-- SUPPLIED INFORMATION start --

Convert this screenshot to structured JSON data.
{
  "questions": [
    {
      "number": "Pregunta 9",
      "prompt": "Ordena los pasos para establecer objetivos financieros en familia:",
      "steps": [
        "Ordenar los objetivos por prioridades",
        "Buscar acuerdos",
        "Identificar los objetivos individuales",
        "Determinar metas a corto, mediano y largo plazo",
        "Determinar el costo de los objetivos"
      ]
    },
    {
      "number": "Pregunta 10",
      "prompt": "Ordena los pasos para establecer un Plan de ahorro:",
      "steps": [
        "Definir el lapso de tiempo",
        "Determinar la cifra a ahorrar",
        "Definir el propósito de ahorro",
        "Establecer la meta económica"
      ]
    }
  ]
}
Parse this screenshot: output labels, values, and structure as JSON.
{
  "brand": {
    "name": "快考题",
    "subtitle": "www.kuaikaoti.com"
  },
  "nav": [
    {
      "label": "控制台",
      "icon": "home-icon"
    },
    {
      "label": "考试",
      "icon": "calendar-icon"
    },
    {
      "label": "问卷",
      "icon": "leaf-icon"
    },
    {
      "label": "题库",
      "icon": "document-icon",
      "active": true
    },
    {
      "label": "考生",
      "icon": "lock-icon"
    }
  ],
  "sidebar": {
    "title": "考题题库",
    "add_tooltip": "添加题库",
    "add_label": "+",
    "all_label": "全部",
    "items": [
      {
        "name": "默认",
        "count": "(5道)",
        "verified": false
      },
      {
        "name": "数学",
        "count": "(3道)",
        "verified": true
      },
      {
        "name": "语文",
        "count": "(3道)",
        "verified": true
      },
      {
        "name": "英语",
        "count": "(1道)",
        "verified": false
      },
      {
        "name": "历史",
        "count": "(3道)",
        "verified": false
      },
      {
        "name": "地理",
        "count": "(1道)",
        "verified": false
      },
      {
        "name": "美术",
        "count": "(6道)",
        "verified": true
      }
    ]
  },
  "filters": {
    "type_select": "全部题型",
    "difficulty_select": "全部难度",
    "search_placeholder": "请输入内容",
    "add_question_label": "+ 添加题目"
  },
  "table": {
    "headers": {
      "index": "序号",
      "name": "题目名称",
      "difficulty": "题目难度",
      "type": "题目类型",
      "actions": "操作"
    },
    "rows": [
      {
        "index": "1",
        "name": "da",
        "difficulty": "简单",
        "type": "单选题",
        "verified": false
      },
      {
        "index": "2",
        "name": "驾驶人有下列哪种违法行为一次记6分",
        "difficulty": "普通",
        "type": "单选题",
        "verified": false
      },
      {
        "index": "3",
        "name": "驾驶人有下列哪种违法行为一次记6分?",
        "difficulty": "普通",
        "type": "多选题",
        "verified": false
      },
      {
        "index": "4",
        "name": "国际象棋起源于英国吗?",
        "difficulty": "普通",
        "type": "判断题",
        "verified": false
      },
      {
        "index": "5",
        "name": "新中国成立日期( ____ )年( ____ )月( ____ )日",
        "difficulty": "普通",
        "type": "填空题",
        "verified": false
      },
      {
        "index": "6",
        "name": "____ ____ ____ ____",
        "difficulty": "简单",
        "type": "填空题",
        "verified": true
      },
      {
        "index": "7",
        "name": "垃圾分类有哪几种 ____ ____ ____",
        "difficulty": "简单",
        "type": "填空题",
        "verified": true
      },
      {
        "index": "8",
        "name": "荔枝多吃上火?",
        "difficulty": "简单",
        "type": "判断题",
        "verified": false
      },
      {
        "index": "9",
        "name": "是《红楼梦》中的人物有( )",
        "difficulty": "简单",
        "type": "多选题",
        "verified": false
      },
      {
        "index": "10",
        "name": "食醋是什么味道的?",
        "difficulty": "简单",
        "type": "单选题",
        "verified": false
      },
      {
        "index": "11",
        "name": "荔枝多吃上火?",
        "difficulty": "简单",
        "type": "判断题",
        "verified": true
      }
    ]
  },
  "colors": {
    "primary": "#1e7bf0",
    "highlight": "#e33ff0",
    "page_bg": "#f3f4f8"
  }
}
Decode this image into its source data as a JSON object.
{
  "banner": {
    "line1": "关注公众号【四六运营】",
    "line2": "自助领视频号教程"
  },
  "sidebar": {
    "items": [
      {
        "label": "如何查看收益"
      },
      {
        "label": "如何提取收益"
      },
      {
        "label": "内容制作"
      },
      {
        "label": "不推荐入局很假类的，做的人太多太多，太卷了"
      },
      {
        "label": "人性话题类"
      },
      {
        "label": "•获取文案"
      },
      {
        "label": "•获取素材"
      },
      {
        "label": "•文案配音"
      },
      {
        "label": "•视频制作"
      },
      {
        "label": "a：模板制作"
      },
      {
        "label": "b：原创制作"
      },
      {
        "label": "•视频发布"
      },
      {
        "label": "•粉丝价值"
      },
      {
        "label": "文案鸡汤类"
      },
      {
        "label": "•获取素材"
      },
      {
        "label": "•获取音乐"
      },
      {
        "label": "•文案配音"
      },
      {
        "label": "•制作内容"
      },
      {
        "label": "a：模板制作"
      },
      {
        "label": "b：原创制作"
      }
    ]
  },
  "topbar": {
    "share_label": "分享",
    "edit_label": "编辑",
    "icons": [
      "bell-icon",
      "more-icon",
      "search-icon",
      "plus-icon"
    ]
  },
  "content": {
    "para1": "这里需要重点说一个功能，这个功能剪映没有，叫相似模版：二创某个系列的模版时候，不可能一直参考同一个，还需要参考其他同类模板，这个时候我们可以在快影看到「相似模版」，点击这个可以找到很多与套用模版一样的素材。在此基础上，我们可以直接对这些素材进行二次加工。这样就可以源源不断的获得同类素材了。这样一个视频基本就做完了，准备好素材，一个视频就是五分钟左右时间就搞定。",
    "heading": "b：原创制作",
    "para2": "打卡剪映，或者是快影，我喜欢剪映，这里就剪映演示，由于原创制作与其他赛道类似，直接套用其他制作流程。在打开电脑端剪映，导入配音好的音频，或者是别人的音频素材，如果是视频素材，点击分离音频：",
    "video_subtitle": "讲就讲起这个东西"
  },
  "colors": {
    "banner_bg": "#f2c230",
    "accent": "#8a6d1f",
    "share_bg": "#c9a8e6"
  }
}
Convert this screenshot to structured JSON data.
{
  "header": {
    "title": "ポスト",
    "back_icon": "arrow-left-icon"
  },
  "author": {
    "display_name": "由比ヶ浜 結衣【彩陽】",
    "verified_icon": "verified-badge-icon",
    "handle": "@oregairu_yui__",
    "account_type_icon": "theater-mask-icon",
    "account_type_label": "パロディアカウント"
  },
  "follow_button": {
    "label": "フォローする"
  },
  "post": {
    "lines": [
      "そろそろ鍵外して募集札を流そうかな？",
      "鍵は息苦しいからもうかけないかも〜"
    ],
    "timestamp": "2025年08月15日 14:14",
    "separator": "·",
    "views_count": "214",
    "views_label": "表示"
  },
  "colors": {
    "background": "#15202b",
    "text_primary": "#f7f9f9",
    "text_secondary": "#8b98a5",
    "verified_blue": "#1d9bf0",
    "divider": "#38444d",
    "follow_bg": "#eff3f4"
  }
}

-- SUPPLIED INFORMATION end --

# WORK INSTRUCTIONS
Copy all the records above precisely.

# WRITTEN SOLUTION
Convert this screenshot to structured JSON data.
{
  "questions": [
    {
      "number": "Pregunta 9",
      "prompt": "Ordena los pasos para establecer objetivos financieros en familia:",
      "steps": [
        "Ordenar los objetivos por prioridades",
        "Buscar acuerdos",
        "Identificar los objetivos individuales",
        "Determinar metas a corto, mediano y largo plazo",
        "Determinar el costo de los objetivos"
      ]
    },
    {
      "number": "Pregunta 10",
      "prompt": "Ordena los pasos para establecer un Plan de ahorro:",
      "steps": [
        "Definir el lapso de tiempo",
        "Determinar la cifra a ahorrar",
        "Definir el propósito de ahorro",
        "Establecer la meta económica"
      ]
    }
  ]
}
Parse this screenshot: output labels, values, and structure as JSON.
{
  "brand": {
    "name": "快考题",
    "subtitle": "www.kuaikaoti.com"
  },
  "nav": [
    {
      "label": "控制台",
      "icon": "home-icon"
    },
    {
      "label": "考试",
      "icon": "calendar-icon"
    },
    {
      "label": "问卷",
      "icon": "leaf-icon"
    },
    {
      "label": "题库",
      "icon": "document-icon",
      "active": true
    },
    {
      "label": "考生",
      "icon": "lock-icon"
    }
  ],
  "sidebar": {
    "title": "考题题库",
    "add_tooltip": "添加题库",
    "add_label": "+",
    "all_label": "全部",
    "items": [
      {
        "name": "默认",
        "count": "(5道)",
        "verified": false
      },
      {
        "name": "数学",
        "count": "(3道)",
        "verified": true
      },
      {
        "name": "语文",
        "count": "(3道)",
        "verified": true
      },
      {
        "name": "英语",
        "count": "(1道)",
        "verified": false
      },
      {
        "name": "历史",
        "count": "(3道)",
        "verified": false
      },
      {
        "name": "地理",
        "count": "(1道)",
        "verified": false
      },
      {
        "name": "美术",
        "count": "(6道)",
        "verified": true
      }
    ]
  },
  "filters": {
    "type_select": "全部题型",
    "difficulty_select": "全部难度",
    "search_placeholder": "请输入内容",
    "add_question_label": "+ 添加题目"
  },
  "table": {
    "headers": {
      "index": "序号",
      "name": "题目名称",
      "difficulty": "题目难度",
      "type": "题目类型",
      "actions": "操作"
    },
    "rows": [
      {
        "index": "1",
        "name": "da",
        "difficulty": "简单",
        "type": "单选题",
        "verified": false
      },
      {
        "index": "2",
        "name": "驾驶人有下列哪种违法行为一次记6分",
        "difficulty": "普通",
        "type": "单选题",
        "verified": false
      },
      {
        "index": "3",
        "name": "驾驶人有下列哪种违法行为一次记6分?",
        "difficulty": "普通",
        "type": "多选题",
        "verified": false
      },
      {
        "index": "4",
        "name": "国际象棋起源于英国吗?",
        "difficulty": "普通",
        "type": "判断题",
        "verified": false
      },
      {
        "index": "5",
        "name": "新中国成立日期( ____ )年( ____ )月( ____ )日",
        "difficulty": "普通",
        "type": "填空题",
        "verified": false
      },
      {
        "index": "6",
        "name": "____ ____ ____ ____",
        "difficulty": "简单",
        "type": "填空题",
        "verified": true
      },
      {
        "index": "7",
        "name": "垃圾分类有哪几种 ____ ____ ____",
        "difficulty": "简单",
        "type": "填空题",
        "verified": true
      },
      {
        "index": "8",
        "name": "荔枝多吃上火?",
        "difficulty": "简单",
        "type": "判断题",
        "verified": false
      },
      {
        "index": "9",
        "name": "是《红楼梦》中的人物有( )",
        "difficulty": "简单",
        "type": "多选题",
        "verified": false
      },
      {
        "index": "10",
        "name": "食醋是什么味道的?",
        "difficulty": "简单",
        "type": "单选题",
        "verified": false
      },
      {
        "index": "11",
        "name": "荔枝多吃上火?",
        "difficulty": "简单",
        "type": "判断题",
        "verified": true
      }
    ]
  },
  "colors": {
    "primary": "#1e7bf0",
    "highlight": "#e33ff0",
    "page_bg": "#f3f4f8"
  }
}
Decode this image into its source data as a JSON object.
{
  "banner": {
    "line1": "关注公众号【四六运营】",
    "line2": "自助领视频号教程"
  },
  "sidebar": {
    "items": [
      {
        "label": "如何查看收益"
      },
      {
        "label": "如何提取收益"
      },
      {
        "label": "内容制作"
      },
      {
        "label": "不推荐入局很假类的，做的人太多太多，太卷了"
      },
      {
        "label": "人性话题类"
      },
      {
        "label": "•获取文案"
      },
      {
        "label": "•获取素材"
      },
      {
        "label": "•文案配音"
      },
      {
        "label": "•视频制作"
      },
      {
        "label": "a：模板制作"
      },
      {
        "label": "b：原创制作"
      },
      {
        "label": "•视频发布"
      },
      {
        "label": "•粉丝价值"
      },
      {
        "label": "文案鸡汤类"
      },
      {
        "label": "•获取素材"
      },
      {
        "label": "•获取音乐"
      },
      {
        "label": "•文案配音"
      },
      {
        "label": "•制作内容"
      },
      {
        "label": "a：模板制作"
      },
      {
        "label": "b：原创制作"
      }
    ]
  },
  "topbar": {
    "share_label": "分享",
    "edit_label": "编辑",
    "icons": [
      "bell-icon",
      "more-icon",
      "search-icon",
      "plus-icon"
    ]
  },
  "content": {
    "para1": "这里需要重点说一个功能，这个功能剪映没有，叫相似模版：二创某个系列的模版时候，不可能一直参考同一个，还需要参考其他同类模板，这个时候我们可以在快影看到「相似模版」，点击这个可以找到很多与套用模版一样的素材。在此基础上，我们可以直接对这些素材进行二次加工。这样就可以源源不断的获得同类素材了。这样一个视频基本就做完了，准备好素材，一个视频就是五分钟左右时间就搞定。",
    "heading": "b：原创制作",
    "para2": "打卡剪映，或者是快影，我喜欢剪映，这里就剪映演示，由于原创制作与其他赛道类似，直接套用其他制作流程。在打开电脑端剪映，导入配音好的音频，或者是别人的音频素材，如果是视频素材，点击分离音频：",
    "video_subtitle": "讲就讲起这个东西"
  },
  "colors": {
    "banner_bg": "#f2c230",
    "accent": "#8a6d1f",
    "share_bg": "#c9a8e6"
  }
}
Convert this screenshot to structured JSON data.
{
  "header": {
    "title": "ポスト",
    "back_icon": "arrow-left-icon"
  },
  "author": {
    "display_name": "由比ヶ浜 結衣【彩陽】",
    "verified_icon": "verified-badge-icon",
    "handle": "@oregairu_yui__",
    "account_type_icon": "theater-mask-icon",
    "account_type_label": "パロディアカウント"
  },
  "follow_button": {
    "label": "フォローする"
  },
  "post": {
    "lines": [
      "そろそろ鍵外して募集札を流そうかな？",
      "鍵は息苦しいからもうかけないかも〜"
    ],
    "timestamp": "2025年08月15日 14:14",
    "separator": "·",
    "views_count": "214",
    "views_label": "表示"
  },
  "colors": {
    "background": "#15202b",
    "text_primary": "#f7f9f9",
    "text_secondary": "#8b98a5",
    "verified_blue": "#1d9bf0",
    "divider": "#38444d",
    "follow_bg": "#eff3f4"
  }
}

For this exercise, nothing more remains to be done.